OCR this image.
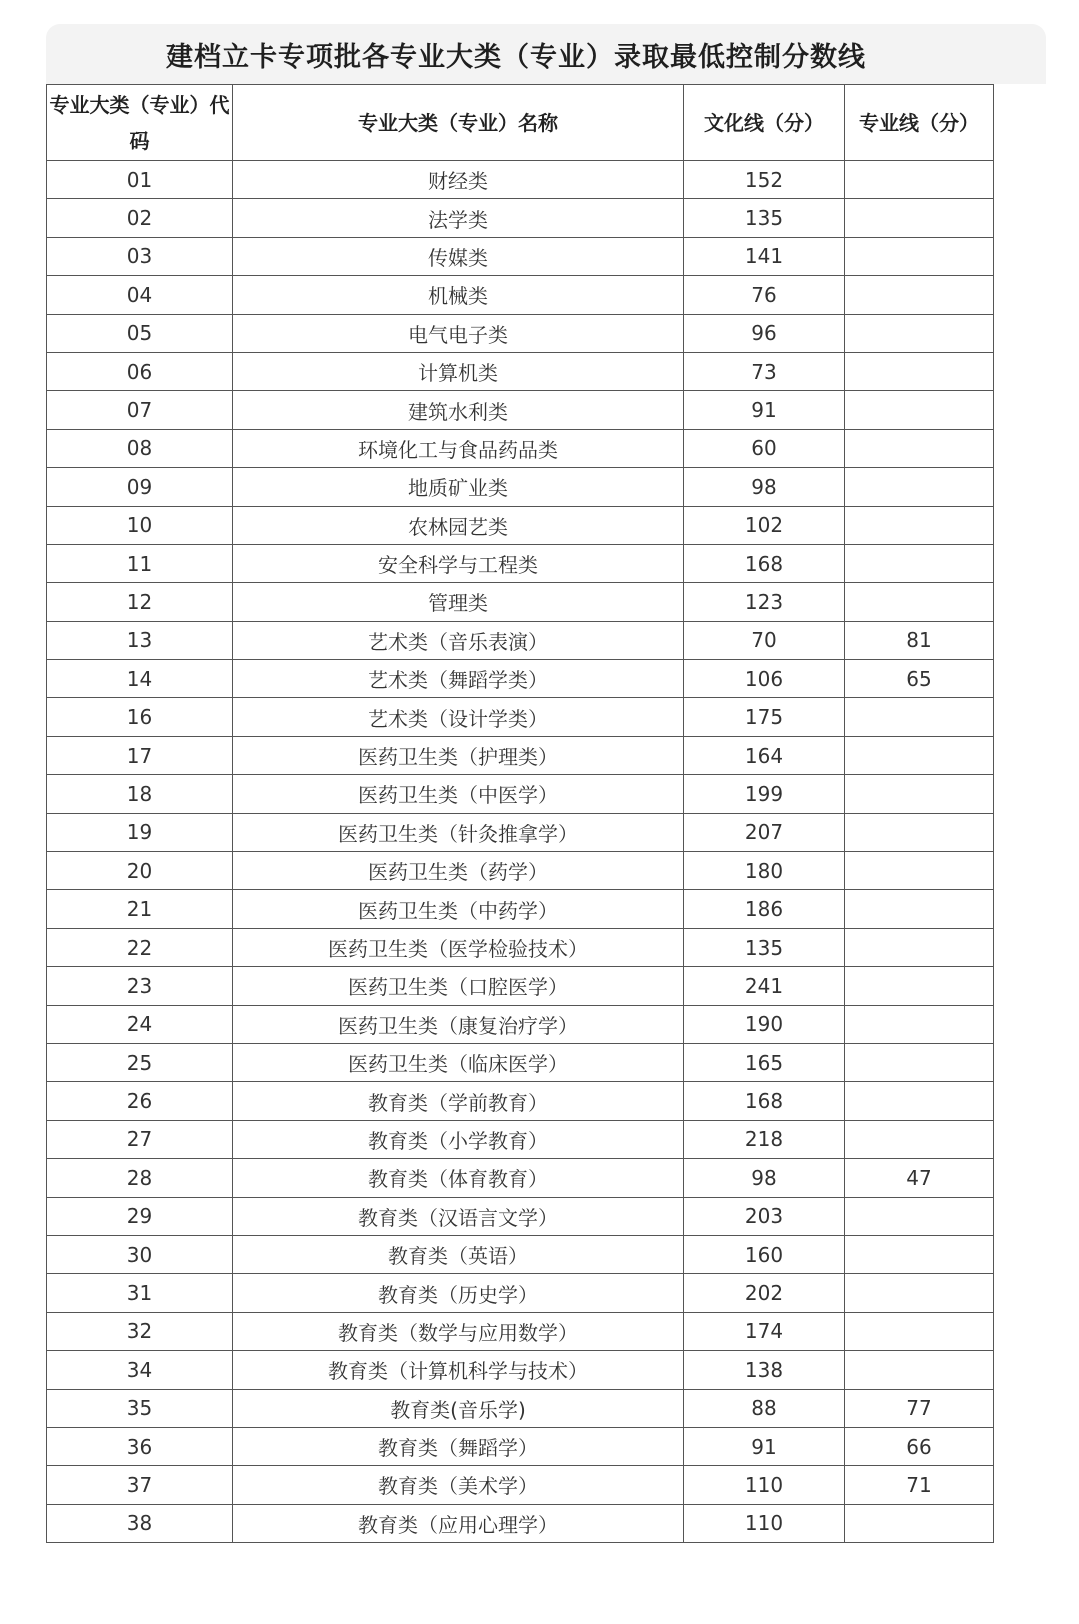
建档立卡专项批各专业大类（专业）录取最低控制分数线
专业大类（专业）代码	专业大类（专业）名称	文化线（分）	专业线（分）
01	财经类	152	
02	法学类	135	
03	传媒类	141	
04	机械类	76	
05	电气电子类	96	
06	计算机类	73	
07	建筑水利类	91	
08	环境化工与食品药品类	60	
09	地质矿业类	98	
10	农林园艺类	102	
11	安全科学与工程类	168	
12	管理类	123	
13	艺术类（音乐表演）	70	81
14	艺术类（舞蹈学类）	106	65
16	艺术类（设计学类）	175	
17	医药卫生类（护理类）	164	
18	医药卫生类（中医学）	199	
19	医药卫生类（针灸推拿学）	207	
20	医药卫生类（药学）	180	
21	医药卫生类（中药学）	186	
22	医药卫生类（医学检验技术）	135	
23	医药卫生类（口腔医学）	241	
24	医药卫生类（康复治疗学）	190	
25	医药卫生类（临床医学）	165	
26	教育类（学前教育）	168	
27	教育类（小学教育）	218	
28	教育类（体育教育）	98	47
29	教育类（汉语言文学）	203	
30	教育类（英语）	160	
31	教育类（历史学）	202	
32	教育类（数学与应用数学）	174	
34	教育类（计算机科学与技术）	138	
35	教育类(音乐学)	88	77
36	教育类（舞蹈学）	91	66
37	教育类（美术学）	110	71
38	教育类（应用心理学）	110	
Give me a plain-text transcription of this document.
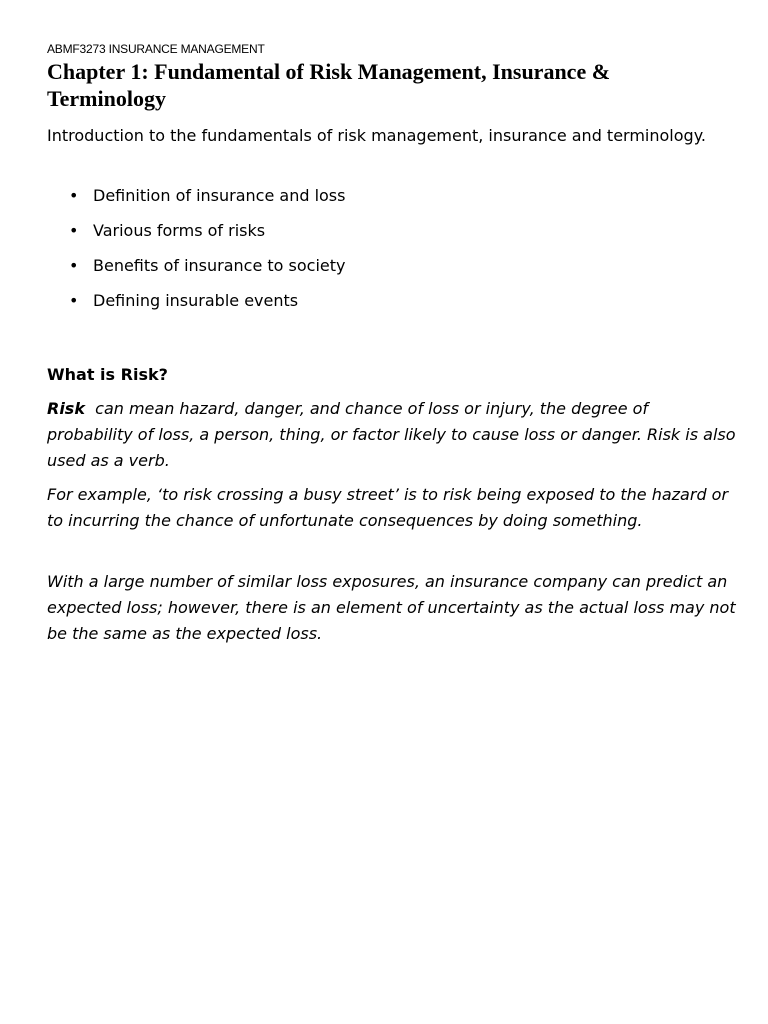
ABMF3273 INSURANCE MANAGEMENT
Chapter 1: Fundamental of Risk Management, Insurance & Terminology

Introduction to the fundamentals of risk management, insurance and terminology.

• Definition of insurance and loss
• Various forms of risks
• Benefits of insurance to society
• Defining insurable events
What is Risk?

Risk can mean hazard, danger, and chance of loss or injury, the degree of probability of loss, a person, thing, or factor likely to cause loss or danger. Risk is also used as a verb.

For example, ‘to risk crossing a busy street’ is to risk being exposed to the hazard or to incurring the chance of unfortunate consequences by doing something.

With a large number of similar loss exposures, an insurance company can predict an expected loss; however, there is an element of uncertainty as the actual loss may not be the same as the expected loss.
------
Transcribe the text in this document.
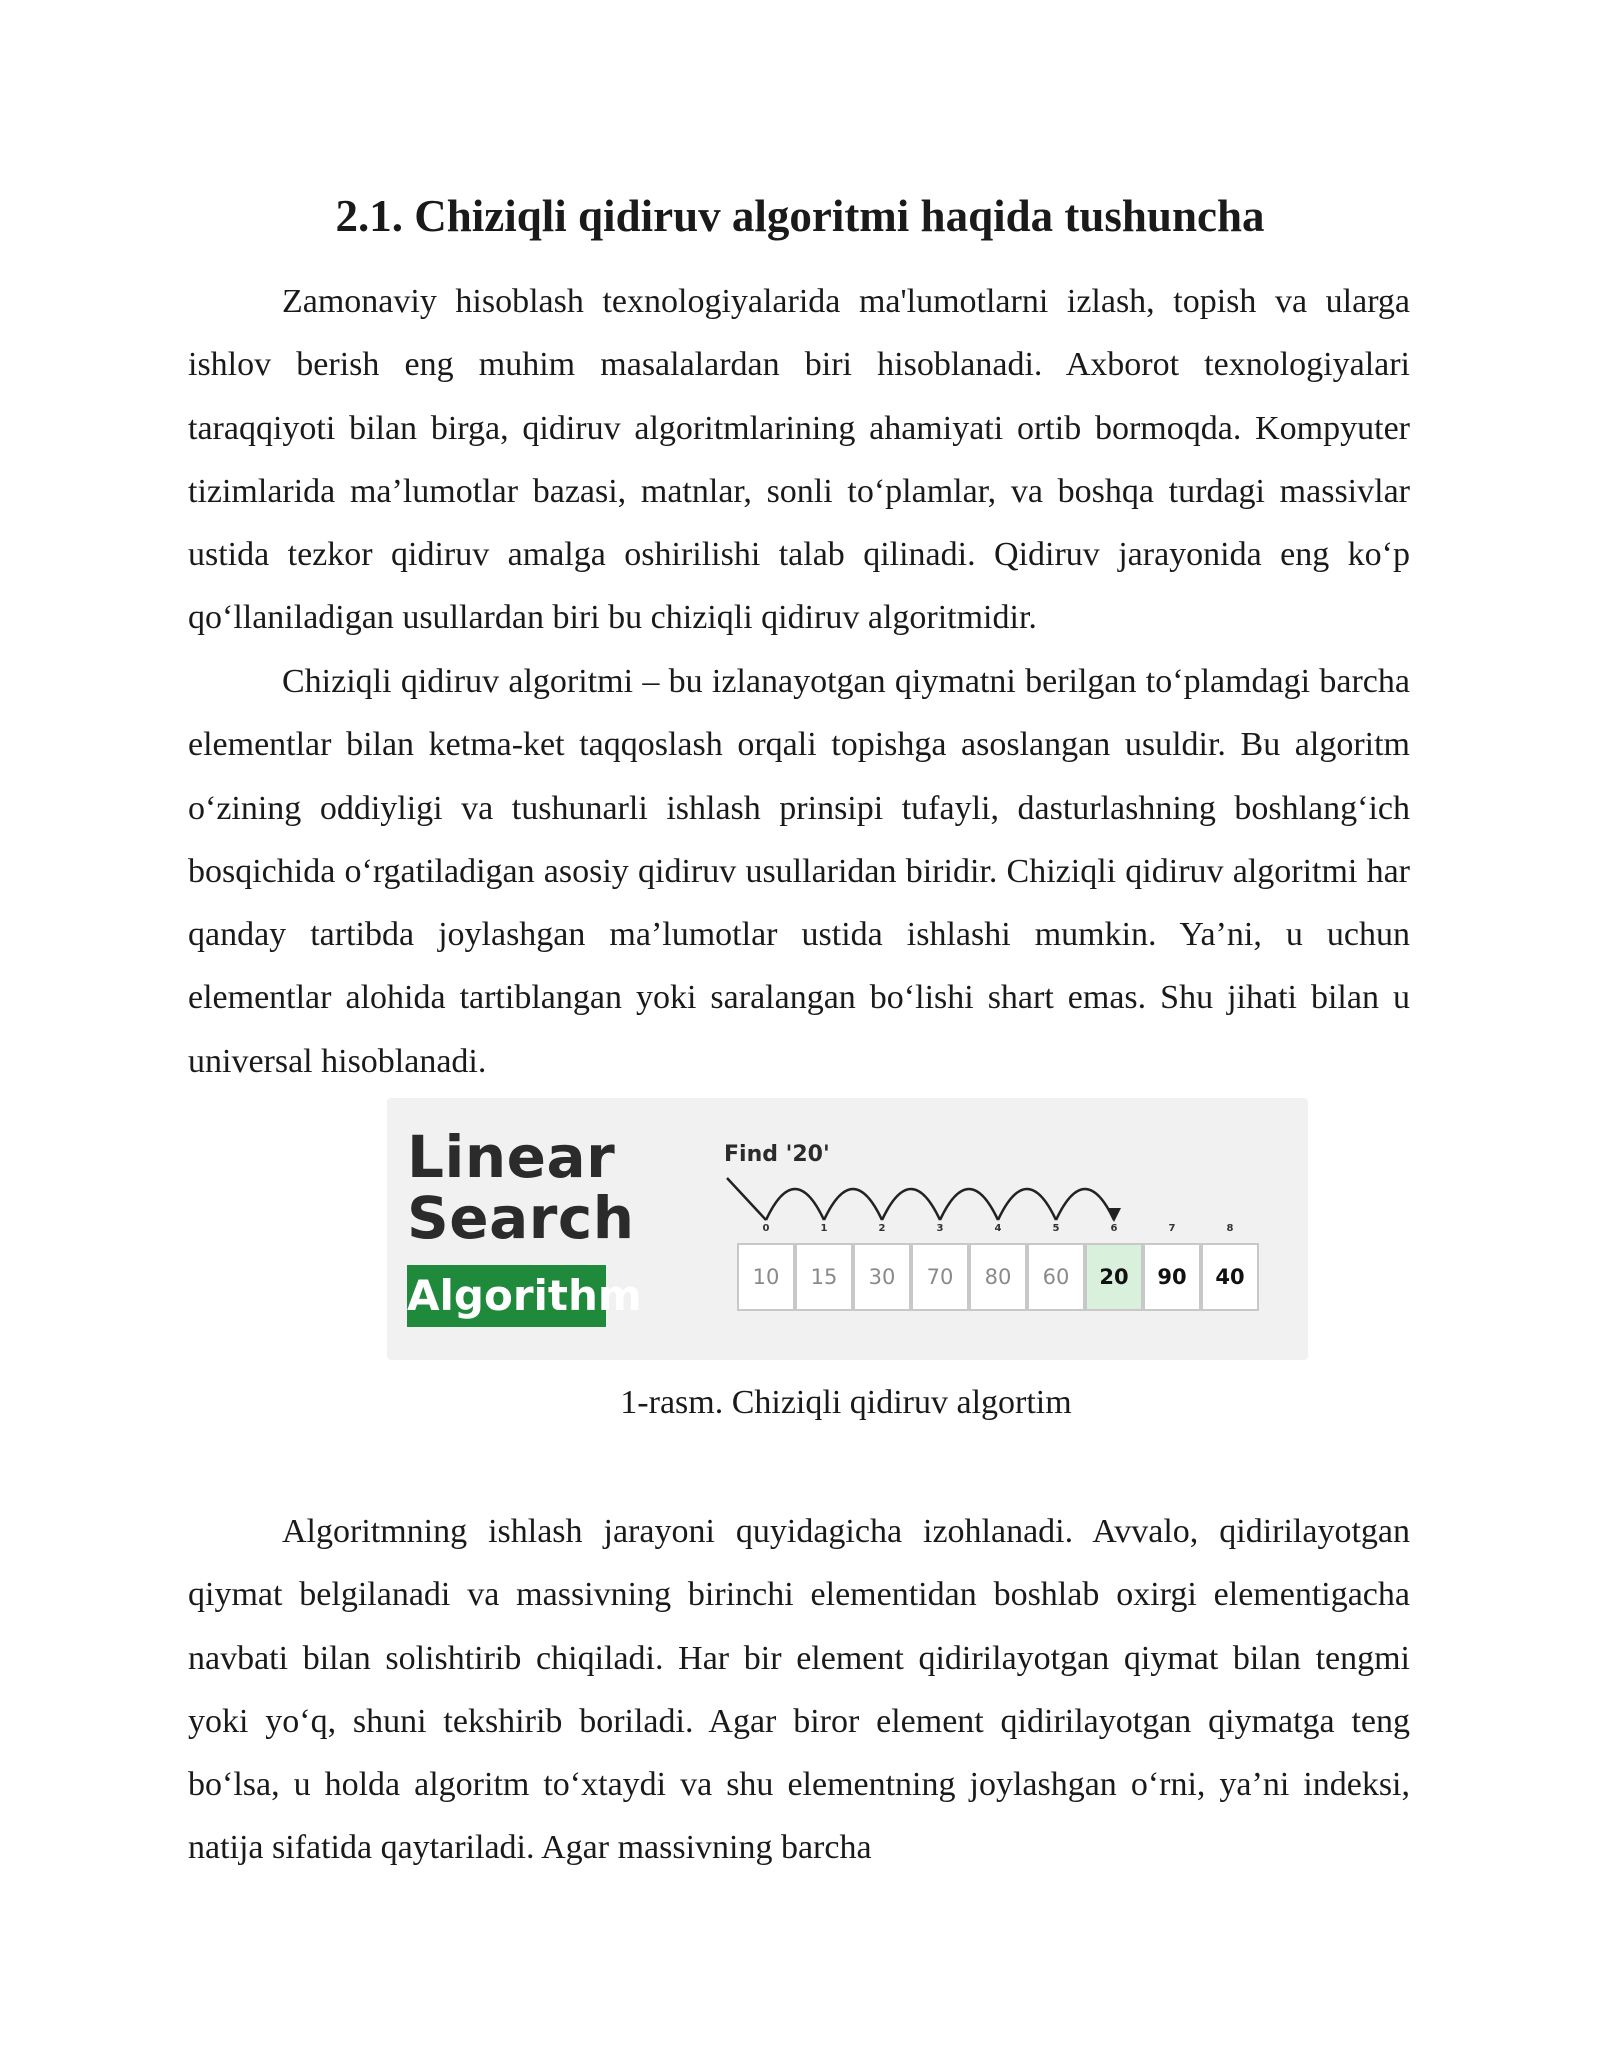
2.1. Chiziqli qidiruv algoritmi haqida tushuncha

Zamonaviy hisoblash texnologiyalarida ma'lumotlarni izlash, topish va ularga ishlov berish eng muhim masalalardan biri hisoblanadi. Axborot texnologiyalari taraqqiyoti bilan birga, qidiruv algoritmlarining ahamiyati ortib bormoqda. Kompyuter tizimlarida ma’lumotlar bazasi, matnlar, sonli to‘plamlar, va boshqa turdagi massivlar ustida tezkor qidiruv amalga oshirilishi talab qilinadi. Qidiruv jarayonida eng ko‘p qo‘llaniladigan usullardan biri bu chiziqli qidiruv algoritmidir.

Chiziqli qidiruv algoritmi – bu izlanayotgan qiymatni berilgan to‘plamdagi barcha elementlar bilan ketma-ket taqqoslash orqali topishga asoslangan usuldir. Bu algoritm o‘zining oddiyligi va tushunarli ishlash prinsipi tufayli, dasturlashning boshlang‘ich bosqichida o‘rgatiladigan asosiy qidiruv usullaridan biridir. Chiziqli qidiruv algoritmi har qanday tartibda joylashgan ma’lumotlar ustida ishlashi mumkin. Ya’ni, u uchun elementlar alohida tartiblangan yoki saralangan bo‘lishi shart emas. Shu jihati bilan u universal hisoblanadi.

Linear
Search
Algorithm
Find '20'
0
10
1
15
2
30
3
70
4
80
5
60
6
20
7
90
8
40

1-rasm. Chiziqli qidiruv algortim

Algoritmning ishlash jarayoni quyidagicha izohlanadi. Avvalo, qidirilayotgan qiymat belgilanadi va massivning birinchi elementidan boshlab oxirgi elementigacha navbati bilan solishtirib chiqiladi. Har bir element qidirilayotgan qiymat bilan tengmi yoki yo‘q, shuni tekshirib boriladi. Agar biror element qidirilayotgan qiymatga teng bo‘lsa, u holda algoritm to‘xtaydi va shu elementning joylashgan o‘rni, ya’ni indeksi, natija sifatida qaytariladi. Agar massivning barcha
------
WHAT IS REQUIRED:
Identify the lines above with the word "this". Copy them.

CORRECT OUTPUT:
OCR this image.
Give me a plain-text transcription of this document.
Transcribe the text in this document.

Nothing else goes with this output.